Record list
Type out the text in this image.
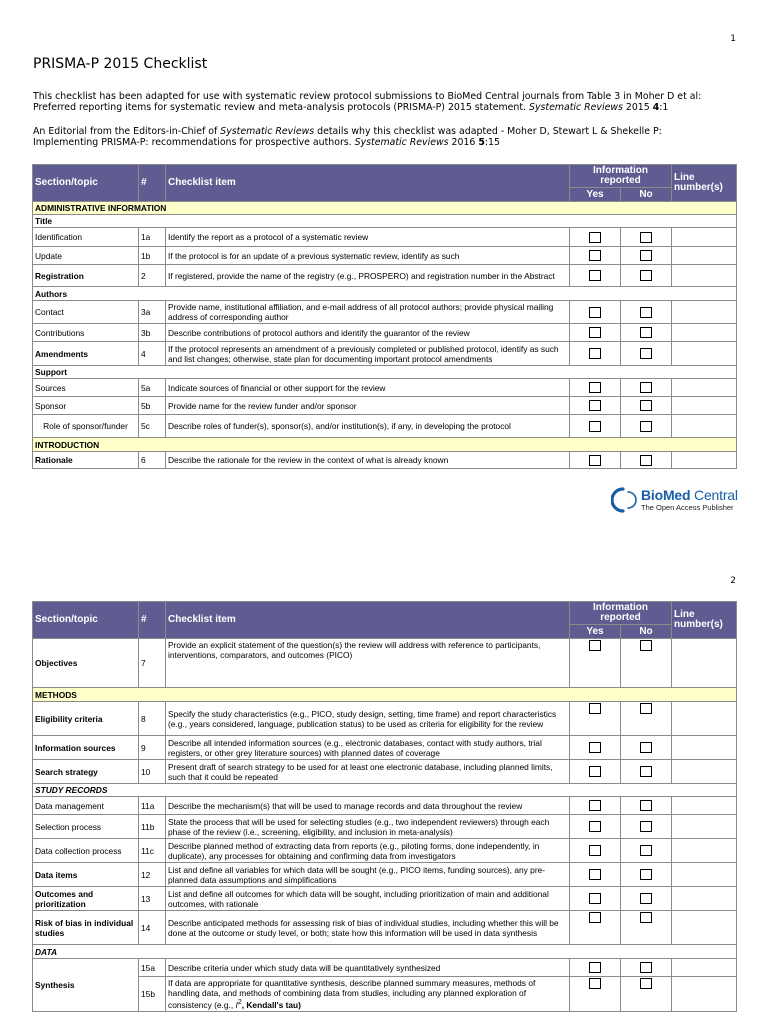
1
PRISMA-P 2015 Checklist
This checklist has been adapted for use with systematic review protocol submissions to BioMed Central journals from Table 3 in Moher D et al:
Preferred reporting items for systematic review and meta-analysis protocols (PRISMA-P) 2015 statement. Systematic Reviews 2015 4:1
An Editorial from the Editors-in-Chief of Systematic Reviews details why this checklist was adapted - Moher D, Stewart L & Shekelle P:
Implementing PRISMA-P: recommendations for prospective authors. Systematic Reviews 2016 5:15
Section/topic	#	Checklist item	Information reported		Line number(s)
			Yes	No	
ADMINISTRATIVE INFORMATION					
Title					
Identification	1a	Identify the report as a protocol of a systematic review			
Update	1b	If the protocol is for an update of a previous systematic review, identify as such			
Registration	2	If registered, provide the name of the registry (e.g., PROSPERO) and registration number in the Abstract			
Authors					
Contact	3a	Provide name, institutional affiliation, and e-mail address of all protocol authors; provide physical mailing address of corresponding author			
Contributions	3b	Describe contributions of protocol authors and identify the guarantor of the review			
Amendments	4	If the protocol represents an amendment of a previously completed or published protocol, identify as such and list changes; otherwise, state plan for documenting important protocol amendments			
Support					
Sources	5a	Indicate sources of financial or other support for the review			
Sponsor	5b	Provide name for the review funder and/or sponsor			
Role of sponsor/funder	5c	Describe roles of funder(s), sponsor(s), and/or institution(s), if any, in developing the protocol			
INTRODUCTION					
Rationale	6	Describe the rationale for the review in the context of what is already known			
BioMed Central
The Open Access Publisher
2
Section/topic	#	Checklist item	Information reported		Line number(s)
			Yes	No	
Objectives	7	Provide an explicit statement of the question(s) the review will address with reference to participants, interventions, comparators, and outcomes (PICO)			
METHODS					
Eligibility criteria	8	Specify the study characteristics (e.g., PICO, study design, setting, time frame) and report characteristics (e.g., years considered, language, publication status) to be used as criteria for eligibility for the review			
Information sources	9	Describe all intended information sources (e.g., electronic databases, contact with study authors, trial registers, or other grey literature sources) with planned dates of coverage			
Search strategy	10	Present draft of search strategy to be used for at least one electronic database, including planned limits, such that it could be repeated			
STUDY RECORDS					
Data management	11a	Describe the mechanism(s) that will be used to manage records and data throughout the review			
Selection process	11b	State the process that will be used for selecting studies (e.g., two independent reviewers) through each phase of the review (i.e., screening, eligibility, and inclusion in meta-analysis)			
Data collection process	11c	Describe planned method of extracting data from reports (e.g., piloting forms, done independently, in duplicate), any processes for obtaining and confirming data from investigators			
Data items	12	List and define all variables for which data will be sought (e.g., PICO items, funding sources), any pre-planned data assumptions and simplifications			
Outcomes and prioritization	13	List and define all outcomes for which data will be sought, including prioritization of main and additional outcomes, with rationale			
Risk of bias in individual studies	14	Describe anticipated methods for assessing risk of bias of individual studies, including whether this will be done at the outcome or study level, or both; state how this information will be used in data synthesis			
DATA					
Synthesis	15a	Describe criteria under which study data will be quantitatively synthesized			
	15b	If data are appropriate for quantitative synthesis, describe planned summary measures, methods of handling data, and methods of combining data from studies, including any planned exploration of consistency (e.g., $I^2$, Kendall's tau)			
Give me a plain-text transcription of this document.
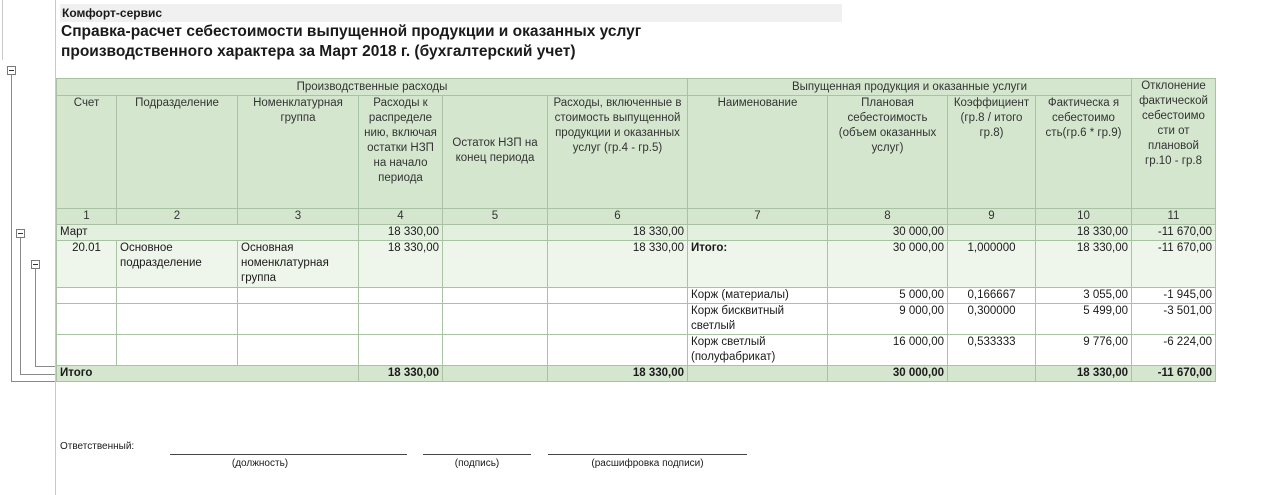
Комфорт-сервис
Справка-расчет себестоимости выпущенной продукции и оказанных услуг
производственного характера за Март 2018 г. (бухгалтерский учет)
Производственные расходы						Выпущенная продукция и оказанные услуги				Отклонение фактической себестоимо сти от плановой гр.10 - гр.8
Счет	Подразделение	Номенклатурная группа	Расходы к распределе нию, включая остатки НЗП на начало периода	Остаток НЗП на конец периода	Расходы, включенные в стоимость выпущенной продукции и оказанных услуг (гр.4 - гр.5)	Наименование	Плановая себестоимость (объем оказанных услуг)	Коэффициент (гр.8 / итого гр.8)	Фактическа я себестоимо сть(гр.6 * гр.9)	
1	2	3	4	5	6	7	8	9	10	11
Март			18 330,00		18 330,00		30 000,00		18 330,00	-11 670,00
20.01	Основное подразделение	Основная номенклатурная группа	18 330,00		18 330,00	Итого:	30 000,00	1,000000	18 330,00	-11 670,00
						Корж (материалы)	5 000,00	0,166667	3 055,00	-1 945,00
						Корж бисквитный светлый	9 000,00	0,300000	5 499,00	-3 501,00
						Корж светлый (полуфабрикат)	16 000,00	0,533333	9 776,00	-6 224,00
Итого			18 330,00		18 330,00		30 000,00		18 330,00	-11 670,00
Ответственный:
(должность)	(подпись)	(расшифровка подписи)
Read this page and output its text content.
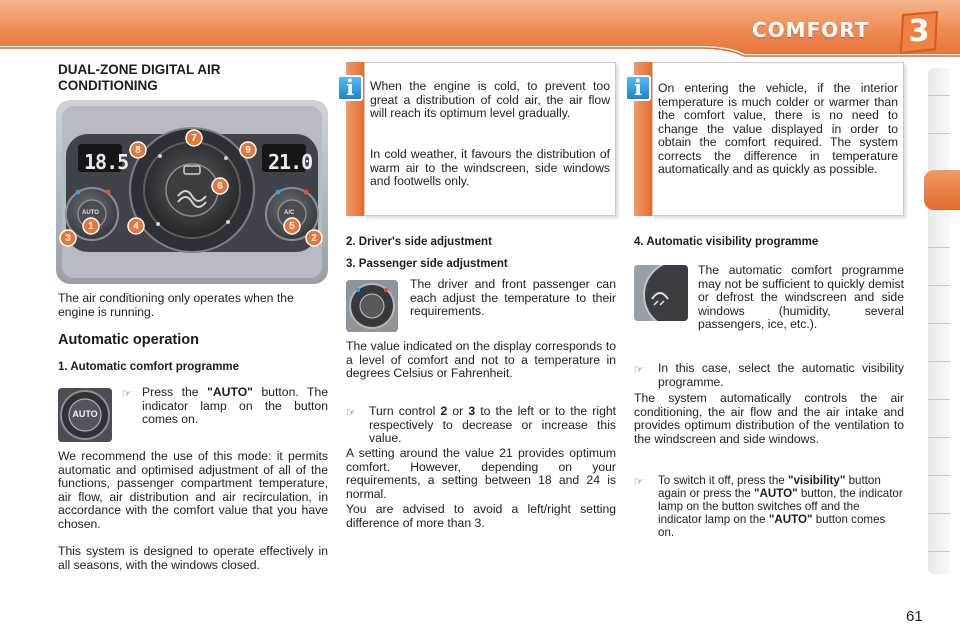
COMFORT	3
DUAL-ZONE DIGITAL AIR CONDITIONING
18.5	21.0
AUTO	A/C
1
2
3
4	5
6
7
8	9

The air conditioning only operates when the engine is running.

Automatic operation
1. Automatic comfort programme
AUTO
☞ Press the "AUTO" button. The indicator lamp on the button comes on.

We recommend the use of this mode: it permits automatic and optimised adjustment of all of the functions, passenger compartment temperature, air flow, air distribution and air recirculation, in accordance with the comfort value that you have chosen.

This system is designed to operate effectively in all seasons, with the windows closed.

i	When the engine is cold, to prevent too great a distribution of cold air, the air flow will reach its optimum level gradually.

In cold weather, it favours the distribution of warm air to the windscreen, side windows and footwells only.

i	On entering the vehicle, if the interior temperature is much colder or warmer than the comfort value, there is no need to change the value displayed in order to obtain the comfort required. The system corrects the difference in temperature automatically and as quickly as possible.

2. Driver's side adjustment
3. Passenger side adjustment

The driver and front passenger can each adjust the temperature to their requirements.

The value indicated on the display corresponds to a level of comfort and not to a temperature in degrees Celsius or Fahrenheit.

☞	Turn control 2 or 3 to the left or to the right respectively to decrease or increase this value.

A setting around the value 21 provides optimum comfort. However, depending on your requirements, a setting between 18 and 24 is normal.

You are advised to avoid a left/right setting difference of more than 3.

4. Automatic visibility programme

The automatic comfort programme may not be sufficient to quickly demist or defrost the windscreen and side windows (humidity, several passengers, ice, etc.).

☞	In this case, select the automatic visibility programme.

The system automatically controls the air conditioning, the air flow and the air intake and provides optimum distribution of the ventilation to the windscreen and side windows.

☞	To switch it off, press the "visibility" button again or press the "AUTO" button, the indicator lamp on the button switches off and the indicator lamp on the "AUTO" button comes on.

61
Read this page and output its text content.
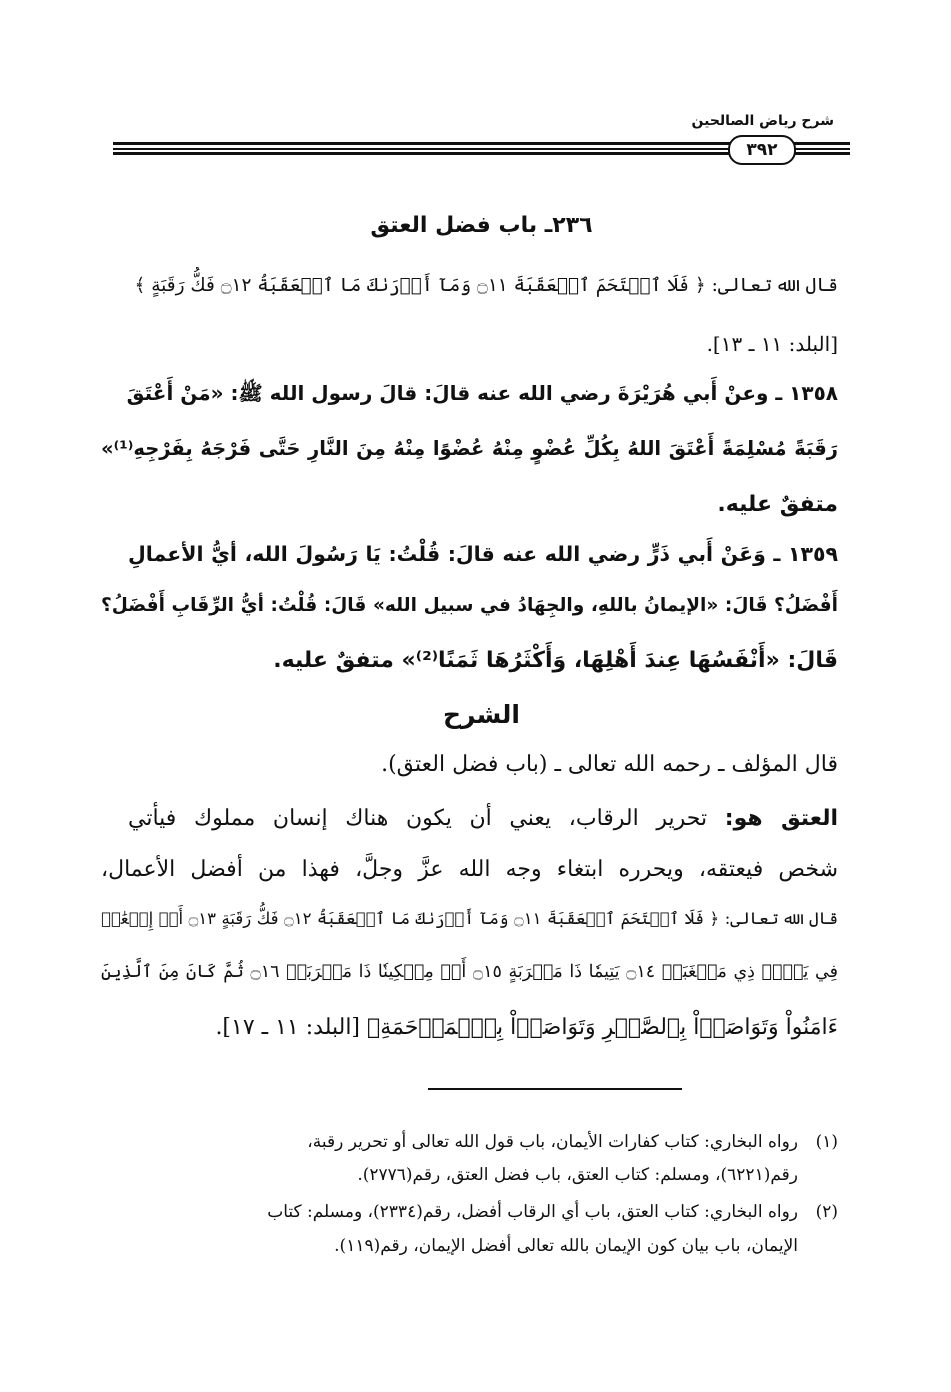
شرح رياض الصالحين
٣٩٢
٢٣٦ـ باب فضل العتق
قال الله تعالى: ﴿ فَلَا ٱقۡتَحَمَ ٱلۡعَقَبَةَ ۝١١ وَمَآ أَدۡرَىٰكَ مَا ٱلۡعَقَبَةُ ۝١٢ فَكُّ رَقَبَةٍ ﴾
[البلد: ١١ ـ ١٣].
١٣٥٨ ـ وعنْ أَبي هُرَيْرَةَ رضي الله عنه قالَ: قالَ رسول الله ﷺ: «مَنْ أَعْتَقَ
رَقَبَةً مُسْلِمَةً أَعْتَقَ اللهُ بِكُلِّ عُضْوٍ مِنْهُ عُضْوًا مِنْهُ مِنَ النَّارِ حَتَّى فَرْجَهُ بِفَرْجِهِ⁽¹⁾»
متفقٌ عليه.
١٣٥٩ ـ وَعَنْ أَبي ذَرٍّ رضي الله عنه قالَ: قُلْتُ: يَا رَسُولَ الله، أيُّ الأعمالِ
أَفْضَلُ؟ قَالَ: «الإيمانُ باللهِ، والجِهَادُ في سبيل الله» قَالَ: قُلْتُ: أيُّ الرِّقَابِ أَفْضَلُ؟
قَالَ: «أَنْفَسُهَا عِندَ أَهْلِهَا، وَأَكْثَرُهَا ثَمَنًا⁽²⁾» متفقٌ عليه.
الشرح
قال المؤلف ـ رحمه الله تعالى ـ (باب فضل العتق).
العتق هو: تحرير الرقاب، يعني أن يكون هناك إنسان مملوك فيأتي
شخص فيعتقه، ويحرره ابتغاء وجه الله عزَّ وجلَّ، فهذا من أفضل الأعمال،
قال الله تعالى: ﴿ فَلَا ٱقۡتَحَمَ ٱلۡعَقَبَةَ ۝١١ وَمَآ أَدۡرَىٰكَ مَا ٱلۡعَقَبَةُ ۝١٢ فَكُّ رَقَبَةٍ ۝١٣ أَوۡ إِطۡعَٰمٞ
فِي يَوۡمٖ ذِي مَسۡغَبَةٖ ۝١٤ يَتِيمٗا ذَا مَقۡرَبَةٍ ۝١٥ أَوۡ مِسۡكِينٗا ذَا مَتۡرَبَةٖ ۝١٦ ثُمَّ كَانَ مِنَ ٱلَّذِينَ
ءَامَنُواْ وَتَوَاصَوۡاْ بِٱلصَّبۡرِ وَتَوَاصَوۡاْ بِٱلۡمَرۡحَمَةِ﴾ [البلد: ١١ ـ ١٧].
(١)رواه البخاري: كتاب كفارات الأيمان، باب قول الله تعالى أو تحرير رقبة،
رقم(٦٢٢١)، ومسلم: كتاب العتق، باب فضل العتق، رقم(٢٧٧٦).
(٢)رواه البخاري: كتاب العتق، باب أي الرقاب أفضل، رقم(٢٣٣٤)، ومسلم: كتاب
الإيمان، باب بيان كون الإيمان بالله تعالى أفضل الإيمان، رقم(١١٩).
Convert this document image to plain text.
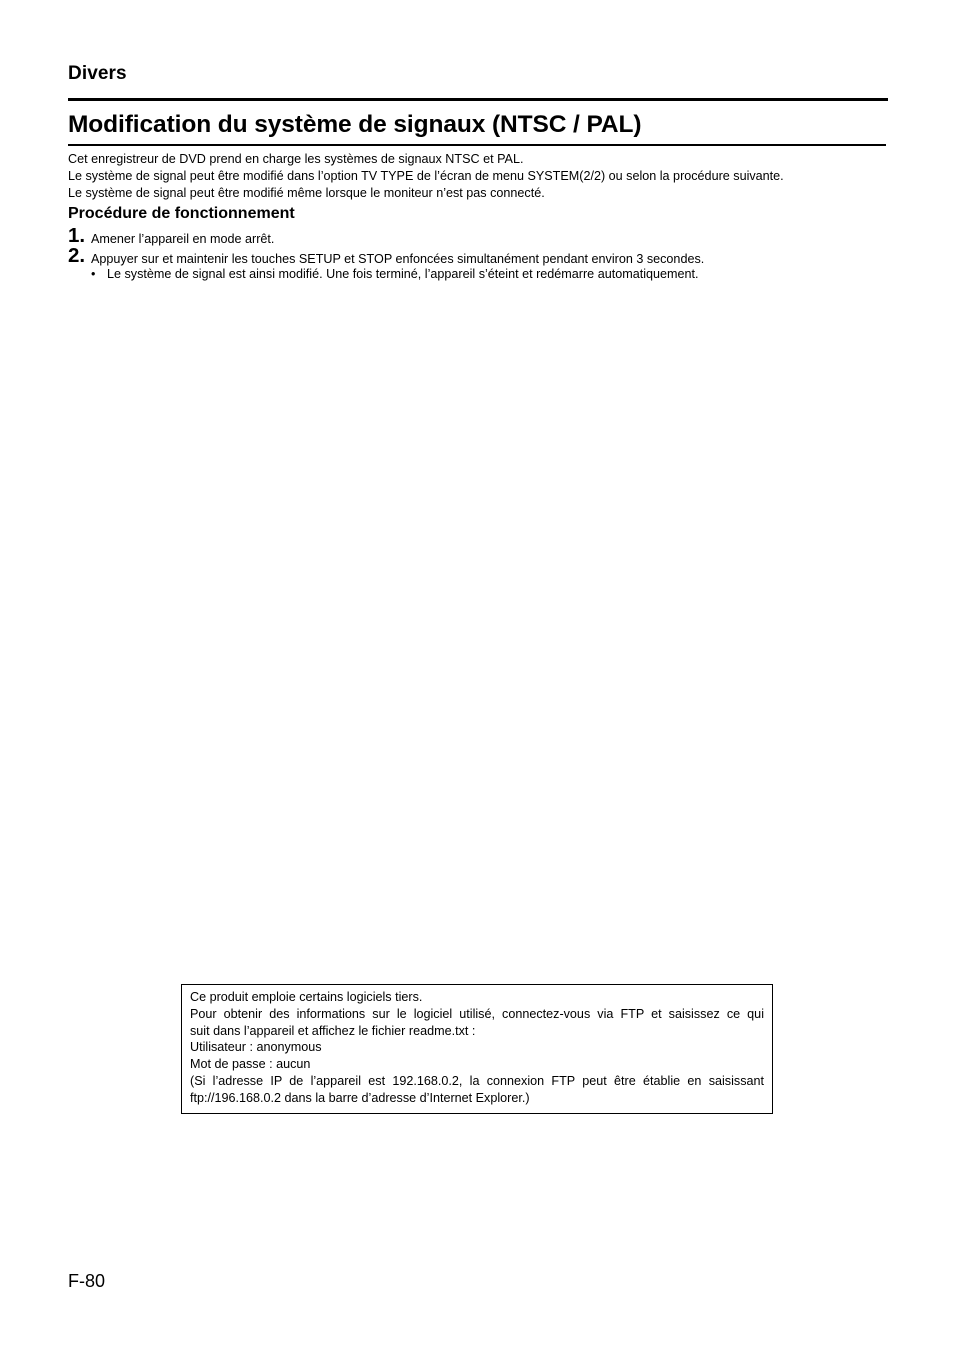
Divers
Modification du système de signaux (NTSC / PAL)
Cet enregistreur de DVD prend en charge les systèmes de signaux NTSC et PAL.
Le système de signal peut être modifié dans l’option TV TYPE de l’écran de menu SYSTEM(2/2) ou selon la procédure suivante.
Le système de signal peut être modifié même lorsque le moniteur n’est pas connecté.
Procédure de fonctionnement
1. Amener l’appareil en mode arrêt.
2. Appuyer sur et maintenir les touches SETUP et STOP enfoncées simultanément pendant environ 3 secondes.
• Le système de signal est ainsi modifié. Une fois terminé, l’appareil s’éteint et redémarre automatiquement.
Ce produit emploie certains logiciels tiers.
Pour obtenir des informations sur le logiciel utilisé, connectez-vous via FTP et saisissez ce qui
suit dans l’appareil et affichez le fichier readme.txt :
Utilisateur : anonymous
Mot de passe : aucun
(Si l’adresse IP de l’appareil est 192.168.0.2, la connexion FTP peut être établie en saisissant
ftp://196.168.0.2 dans la barre d’adresse d’Internet Explorer.)
F-80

Set exercise
Using the listing above, gather each line that holds the string "than" and copy it.

Response
i	On entering the vehicle, if the interior temperature is much colder or warmer than the comfort value, there is no need to change the value displayed in order to obtain the comfort required. The system corrects the difference in temperature automatically and as quickly as possible.
You are advised to avoid a left/right setting difference of more than 3.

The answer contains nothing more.